*EXERCISE INSTRUCTIONS*.
Each entry below is to be given again word for word, with no pictures.

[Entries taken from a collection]
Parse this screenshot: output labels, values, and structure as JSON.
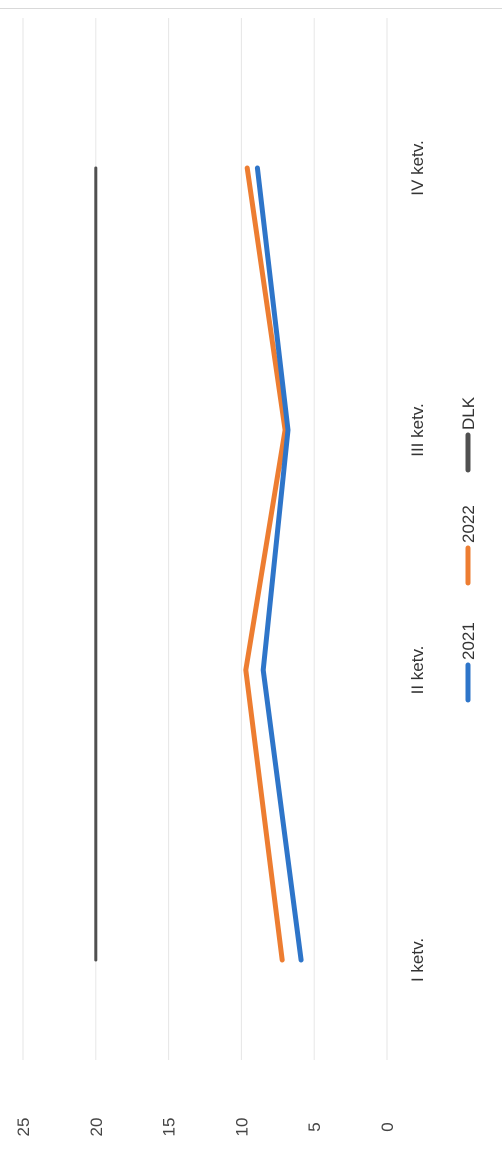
{
  "chart_data": {
    "type": "line",
    "orientation": "rotated-90-clockwise",
    "categories": [
      "I ketv.",
      "II ketv.",
      "III ketv.",
      "IV ketv."
    ],
    "y_ticks": [
      "0",
      "5",
      "10",
      "15",
      "20",
      "25"
    ],
    "ylim": [
      0,
      25
    ],
    "grid": true,
    "legend_position": "bottom",
    "series": [
      {
        "name": "2021",
        "values": [
          5.9,
          8.5,
          6.8,
          8.9
        ],
        "color": "#2e75c9"
      },
      {
        "name": "2022",
        "values": [
          7.2,
          9.7,
          7.0,
          9.6
        ],
        "color": "#ed7d31"
      },
      {
        "name": "DLK",
        "values": [
          20,
          20,
          20,
          20
        ],
        "color": "#505050"
      }
    ]
  }
}
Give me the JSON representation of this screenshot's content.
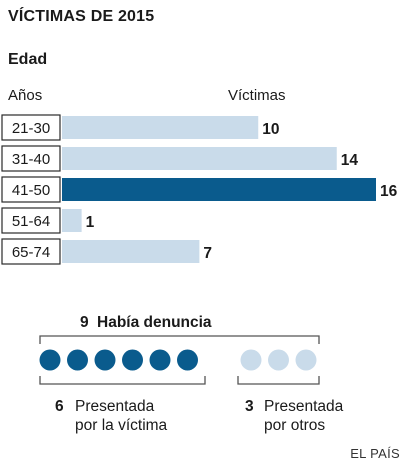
{
  "header": {
    "title": "VÍCTIMAS DE 2015",
    "subtitle": "Edad"
  },
  "columns": {
    "age": "Años",
    "victims": "Víctimas"
  },
  "chart_data": {
    "type": "bar",
    "orientation": "horizontal",
    "categories": [
      "21-30",
      "31-40",
      "41-50",
      "51-64",
      "65-74"
    ],
    "values": [
      10,
      14,
      16,
      1,
      7
    ],
    "highlight_category": "41-50",
    "title": "VÍCTIMAS DE 2015",
    "xlabel": "Víctimas",
    "ylabel": "Años",
    "xlim": [
      0,
      16
    ],
    "grid": false,
    "colors": {
      "bar": "#c9dbea",
      "highlight": "#0a5b8d",
      "border": "#2a2a2a"
    }
  },
  "denuncia": {
    "total_count": "9",
    "total_label": "Había denuncia",
    "victim_count": "6",
    "victim_label_line1": "Presentada",
    "victim_label_line2": "por la víctima",
    "others_count": "3",
    "others_label_line1": "Presentada",
    "others_label_line2": "por otros",
    "colors": {
      "victim": "#0a5b8d",
      "others": "#c9dbea",
      "bracket": "#555555"
    }
  },
  "footer": {
    "source": "EL PAÍS"
  }
}
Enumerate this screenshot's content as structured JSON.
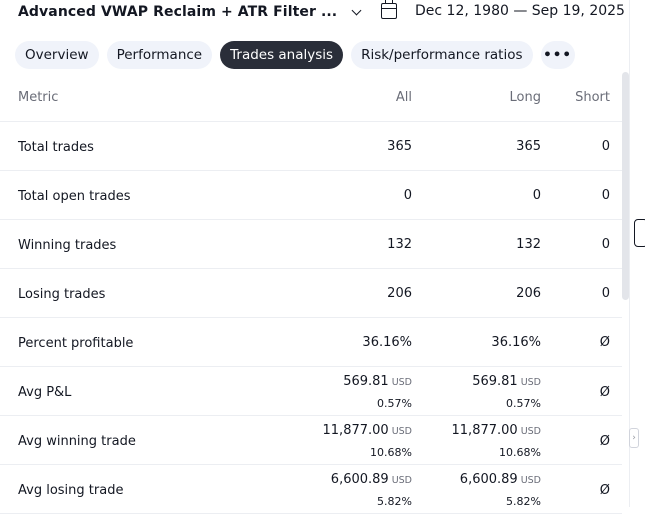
{
  "header": {
    "strategy_name": "Advanced VWAP Reclaim + ATR Filter ...",
    "date_range": "Dec 12, 1980 — Sep 19, 2025",
    "icons": [
      "chevron-down-icon",
      "calendar-icon"
    ]
  },
  "tabs": [
    {
      "label": "Overview",
      "active": false
    },
    {
      "label": "Performance",
      "active": false
    },
    {
      "label": "Trades analysis",
      "active": true
    },
    {
      "label": "Risk/performance ratios",
      "active": false
    },
    {
      "label": "•••",
      "active": false
    }
  ],
  "table": {
    "columns": {
      "metric": "Metric",
      "all": "All",
      "long": "Long",
      "short": "Short"
    },
    "rows": [
      {
        "label": "Total trades",
        "all": "365",
        "long": "365",
        "short": "0"
      },
      {
        "label": "Total open trades",
        "all": "0",
        "long": "0",
        "short": "0"
      },
      {
        "label": "Winning trades",
        "all": "132",
        "long": "132",
        "short": "0"
      },
      {
        "label": "Losing trades",
        "all": "206",
        "long": "206",
        "short": "0"
      },
      {
        "label": "Percent profitable",
        "all": "36.16%",
        "long": "36.16%",
        "short": "Ø"
      },
      {
        "label": "Avg P&L",
        "all": "569.81",
        "all_unit": "USD",
        "all_pct": "0.57%",
        "long": "569.81",
        "long_unit": "USD",
        "long_pct": "0.57%",
        "short": "Ø"
      },
      {
        "label": "Avg winning trade",
        "all": "11,877.00",
        "all_unit": "USD",
        "all_pct": "10.68%",
        "long": "11,877.00",
        "long_unit": "USD",
        "long_pct": "10.68%",
        "short": "Ø"
      },
      {
        "label": "Avg losing trade",
        "all": "6,600.89",
        "all_unit": "USD",
        "all_pct": "5.82%",
        "long": "6,600.89",
        "long_unit": "USD",
        "long_pct": "5.82%",
        "short": "Ø"
      }
    ]
  }
}
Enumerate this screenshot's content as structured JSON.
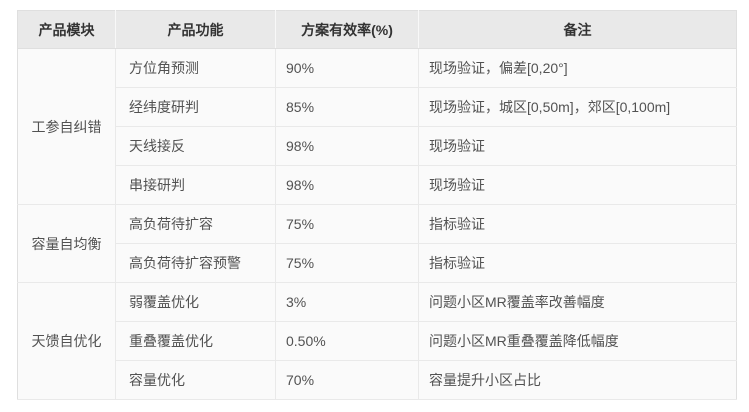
{
  "table": {
    "headers": {
      "module": "产品模块",
      "function": "产品功能",
      "rate": "方案有效率(%)",
      "note": "备注"
    },
    "groups": [
      {
        "module": "工参自纠错",
        "rows": [
          {
            "func": "方位角预测",
            "rate": "90%",
            "note": "现场验证，偏差[0,20°]"
          },
          {
            "func": "经纬度研判",
            "rate": "85%",
            "note": "现场验证，城区[0,50m]，郊区[0,100m]"
          },
          {
            "func": "天线接反",
            "rate": "98%",
            "note": "现场验证"
          },
          {
            "func": "串接研判",
            "rate": "98%",
            "note": "现场验证"
          }
        ]
      },
      {
        "module": "容量自均衡",
        "rows": [
          {
            "func": "高负荷待扩容",
            "rate": "75%",
            "note": "指标验证"
          },
          {
            "func": "高负荷待扩容预警",
            "rate": "75%",
            "note": "指标验证"
          }
        ]
      },
      {
        "module": "天馈自优化",
        "rows": [
          {
            "func": "弱覆盖优化",
            "rate": "3%",
            "note": "问题小区MR覆盖率改善幅度"
          },
          {
            "func": "重叠覆盖优化",
            "rate": "0.50%",
            "note": "问题小区MR重叠覆盖降低幅度"
          },
          {
            "func": "容量优化",
            "rate": "70%",
            "note": "容量提升小区占比"
          }
        ]
      }
    ],
    "colors": {
      "header_bg": "#e9e9e9",
      "body_bg": "#fafafa",
      "outer_border": "#dfdfdf",
      "inner_border": "#e9e9e9",
      "header_text": "#333333",
      "body_text": "#525252"
    }
  }
}
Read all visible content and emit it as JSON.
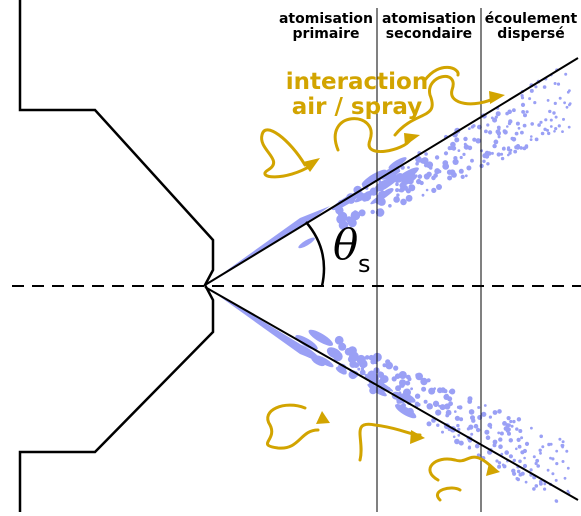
{
  "zones": [
    {
      "line1": "atomisation",
      "line2": "primaire"
    },
    {
      "line1": "atomisation",
      "line2": "secondaire"
    },
    {
      "line1": "écoulement",
      "line2": "dispersé"
    }
  ],
  "interaction": {
    "line1": "interaction",
    "line2": "air / spray"
  },
  "angle": {
    "symbol": "θ",
    "subscript": "s"
  },
  "colors": {
    "spray": "#9aa0f5",
    "air": "#d2a400",
    "lines": "#000000"
  }
}
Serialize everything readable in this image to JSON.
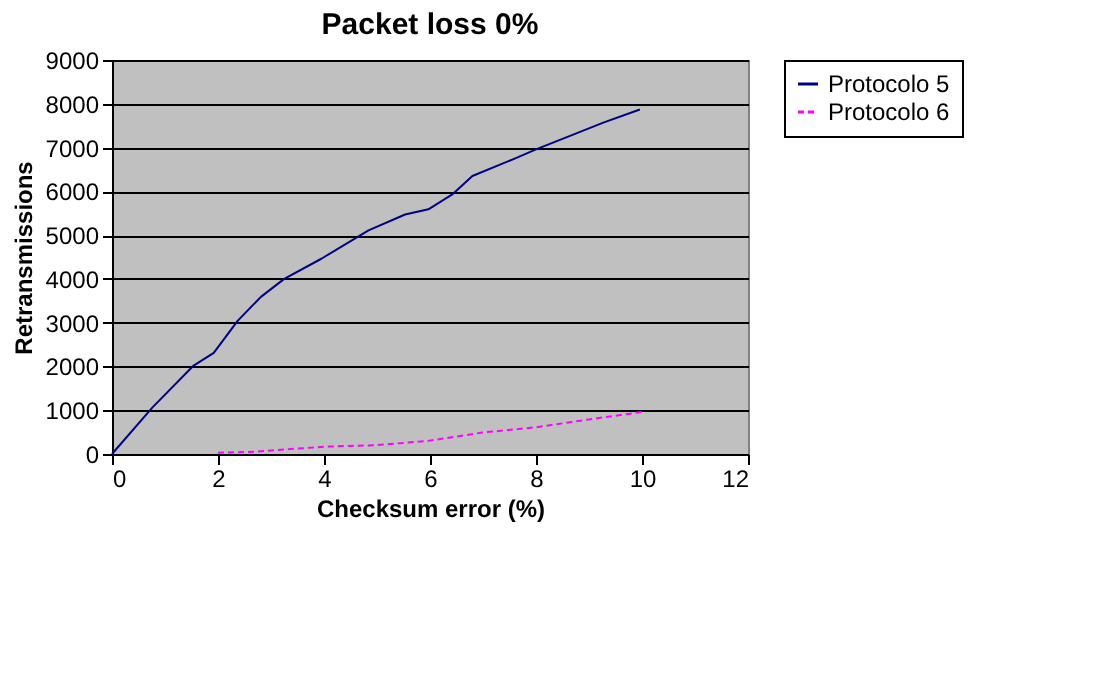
{
  "chart_data": {
    "type": "line",
    "title": "Packet loss 0%",
    "xlabel": "Checksum error (%)",
    "ylabel": "Retransmissions",
    "xlim": [
      0,
      12
    ],
    "xticks": [
      0,
      2,
      4,
      6,
      8,
      10,
      12
    ],
    "ylim": [
      0,
      9000
    ],
    "yticks": [
      0,
      1000,
      2000,
      3000,
      4000,
      5000,
      6000,
      7000,
      8000,
      9000
    ],
    "grid": "y",
    "legend": "right",
    "marker": "none",
    "series": [
      {
        "name": "Protocolo 5",
        "color": "#000080",
        "line_style": "solid",
        "x": [
          0,
          0.76,
          1.54,
          1.92,
          2.37,
          2.81,
          3.25,
          3.95,
          4.84,
          5.53,
          5.97,
          6.42,
          6.8,
          7.62,
          8.0,
          8.63,
          9.27,
          9.96
        ],
        "values": [
          0,
          1060,
          2020,
          2310,
          3040,
          3590,
          4000,
          4460,
          5110,
          5470,
          5590,
          5930,
          6350,
          6760,
          6960,
          7260,
          7570,
          7870
        ]
      },
      {
        "name": "Protocolo 6",
        "color": "#ff00ff",
        "line_style": "dashed",
        "x": [
          2,
          2.68,
          3.44,
          4.08,
          4.96,
          5.97,
          6.99,
          8.0,
          9.0,
          10.0
        ],
        "values": [
          30,
          50,
          120,
          170,
          200,
          300,
          490,
          610,
          790,
          960
        ]
      }
    ]
  }
}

*SOLUTION*.
Parse this screenshot: output labels, values, and structure as JSON.
{
  "chart_data": {
    "type": "line",
    "orientation": "rotated-90-clockwise",
    "categories": [
      "I ketv.",
      "II ketv.",
      "III ketv.",
      "IV ketv."
    ],
    "y_ticks": [
      "0",
      "5",
      "10",
      "15",
      "20",
      "25"
    ],
    "ylim": [
      0,
      25
    ],
    "grid": true,
    "legend_position": "bottom",
    "series": [
      {
        "name": "2021",
        "values": [
          5.9,
          8.5,
          6.8,
          8.9
        ],
        "color": "#2e75c9"
      },
      {
        "name": "2022",
        "values": [
          7.2,
          9.7,
          7.0,
          9.6
        ],
        "color": "#ed7d31"
      },
      {
        "name": "DLK",
        "values": [
          20,
          20,
          20,
          20
        ],
        "color": "#505050"
      }
    ]
  }
}
Give me the JSON representation of this screenshot's content.
{
  "header": {
    "title": "VÍCTIMAS DE 2015",
    "subtitle": "Edad"
  },
  "columns": {
    "age": "Años",
    "victims": "Víctimas"
  },
  "chart_data": {
    "type": "bar",
    "orientation": "horizontal",
    "categories": [
      "21-30",
      "31-40",
      "41-50",
      "51-64",
      "65-74"
    ],
    "values": [
      10,
      14,
      16,
      1,
      7
    ],
    "highlight_category": "41-50",
    "title": "VÍCTIMAS DE 2015",
    "xlabel": "Víctimas",
    "ylabel": "Años",
    "xlim": [
      0,
      16
    ],
    "grid": false,
    "colors": {
      "bar": "#c9dbea",
      "highlight": "#0a5b8d",
      "border": "#2a2a2a"
    }
  },
  "denuncia": {
    "total_count": "9",
    "total_label": "Había denuncia",
    "victim_count": "6",
    "victim_label_line1": "Presentada",
    "victim_label_line2": "por la víctima",
    "others_count": "3",
    "others_label_line1": "Presentada",
    "others_label_line2": "por otros",
    "colors": {
      "victim": "#0a5b8d",
      "others": "#c9dbea",
      "bracket": "#555555"
    }
  },
  "footer": {
    "source": "EL PAÍS"
  }
}
Enumerate this screenshot's content as structured JSON.
{
  "header": {
    "strategy_name": "Advanced VWAP Reclaim + ATR Filter ...",
    "date_range": "Dec 12, 1980 — Sep 19, 2025",
    "icons": [
      "chevron-down-icon",
      "calendar-icon"
    ]
  },
  "tabs": [
    {
      "label": "Overview",
      "active": false
    },
    {
      "label": "Performance",
      "active": false
    },
    {
      "label": "Trades analysis",
      "active": true
    },
    {
      "label": "Risk/performance ratios",
      "active": false
    },
    {
      "label": "•••",
      "active": false
    }
  ],
  "table": {
    "columns": {
      "metric": "Metric",
      "all": "All",
      "long": "Long",
      "short": "Short"
    },
    "rows": [
      {
        "label": "Total trades",
        "all": "365",
        "long": "365",
        "short": "0"
      },
      {
        "label": "Total open trades",
        "all": "0",
        "long": "0",
        "short": "0"
      },
      {
        "label": "Winning trades",
        "all": "132",
        "long": "132",
        "short": "0"
      },
      {
        "label": "Losing trades",
        "all": "206",
        "long": "206",
        "short": "0"
      },
      {
        "label": "Percent profitable",
        "all": "36.16%",
        "long": "36.16%",
        "short": "Ø"
      },
      {
        "label": "Avg P&L",
        "all": "569.81",
        "all_unit": "USD",
        "all_pct": "0.57%",
        "long": "569.81",
        "long_unit": "USD",
        "long_pct": "0.57%",
        "short": "Ø"
      },
      {
        "label": "Avg winning trade",
        "all": "11,877.00",
        "all_unit": "USD",
        "all_pct": "10.68%",
        "long": "11,877.00",
        "long_unit": "USD",
        "long_pct": "10.68%",
        "short": "Ø"
      },
      {
        "label": "Avg losing trade",
        "all": "6,600.89",
        "all_unit": "USD",
        "all_pct": "5.82%",
        "long": "6,600.89",
        "long_unit": "USD",
        "long_pct": "5.82%",
        "short": "Ø"
      }
    ]
  }
}
Enumerate this screenshot's content as structured JSON.
{
  "table": {
    "headers": {
      "module": "产品模块",
      "function": "产品功能",
      "rate": "方案有效率(%)",
      "note": "备注"
    },
    "groups": [
      {
        "module": "工参自纠错",
        "rows": [
          {
            "func": "方位角预测",
            "rate": "90%",
            "note": "现场验证，偏差[0,20°]"
          },
          {
            "func": "经纬度研判",
            "rate": "85%",
            "note": "现场验证，城区[0,50m]，郊区[0,100m]"
          },
          {
            "func": "天线接反",
            "rate": "98%",
            "note": "现场验证"
          },
          {
            "func": "串接研判",
            "rate": "98%",
            "note": "现场验证"
          }
        ]
      },
      {
        "module": "容量自均衡",
        "rows": [
          {
            "func": "高负荷待扩容",
            "rate": "75%",
            "note": "指标验证"
          },
          {
            "func": "高负荷待扩容预警",
            "rate": "75%",
            "note": "指标验证"
          }
        ]
      },
      {
        "module": "天馈自优化",
        "rows": [
          {
            "func": "弱覆盖优化",
            "rate": "3%",
            "note": "问题小区MR覆盖率改善幅度"
          },
          {
            "func": "重叠覆盖优化",
            "rate": "0.50%",
            "note": "问题小区MR重叠覆盖降低幅度"
          },
          {
            "func": "容量优化",
            "rate": "70%",
            "note": "容量提升小区占比"
          }
        ]
      }
    ],
    "colors": {
      "header_bg": "#e9e9e9",
      "body_bg": "#fafafa",
      "outer_border": "#dfdfdf",
      "inner_border": "#e9e9e9",
      "header_text": "#333333",
      "body_text": "#525252"
    }
  }
}
Read all visible content and emit it as JSON.
{
  "zones": [
    {
      "line1": "atomisation",
      "line2": "primaire"
    },
    {
      "line1": "atomisation",
      "line2": "secondaire"
    },
    {
      "line1": "écoulement",
      "line2": "dispersé"
    }
  ],
  "interaction": {
    "line1": "interaction",
    "line2": "air / spray"
  },
  "angle": {
    "symbol": "θ",
    "subscript": "s"
  },
  "colors": {
    "spray": "#9aa0f5",
    "air": "#d2a400",
    "lines": "#000000"
  }
}
Serialize everything readable in this image to JSON.
{
  "chart_data": {
    "type": "line",
    "title": "Packet loss 0%",
    "xlabel": "Checksum error (%)",
    "ylabel": "Retransmissions",
    "xlim": [
      0,
      12
    ],
    "xticks": [
      0,
      2,
      4,
      6,
      8,
      10,
      12
    ],
    "ylim": [
      0,
      9000
    ],
    "yticks": [
      0,
      1000,
      2000,
      3000,
      4000,
      5000,
      6000,
      7000,
      8000,
      9000
    ],
    "grid": "y",
    "legend": "right",
    "marker": "none",
    "series": [
      {
        "name": "Protocolo 5",
        "color": "#000080",
        "line_style": "solid",
        "x": [
          0,
          0.76,
          1.54,
          1.92,
          2.37,
          2.81,
          3.25,
          3.95,
          4.84,
          5.53,
          5.97,
          6.42,
          6.8,
          7.62,
          8.0,
          8.63,
          9.27,
          9.96
        ],
        "values": [
          0,
          1060,
          2020,
          2310,
          3040,
          3590,
          4000,
          4460,
          5110,
          5470,
          5590,
          5930,
          6350,
          6760,
          6960,
          7260,
          7570,
          7870
        ]
      },
      {
        "name": "Protocolo 6",
        "color": "#ff00ff",
        "line_style": "dashed",
        "x": [
          2,
          2.68,
          3.44,
          4.08,
          4.96,
          5.97,
          6.99,
          8.0,
          9.0,
          10.0
        ],
        "values": [
          30,
          50,
          120,
          170,
          200,
          300,
          490,
          610,
          790,
          960
        ]
      }
    ]
  }
}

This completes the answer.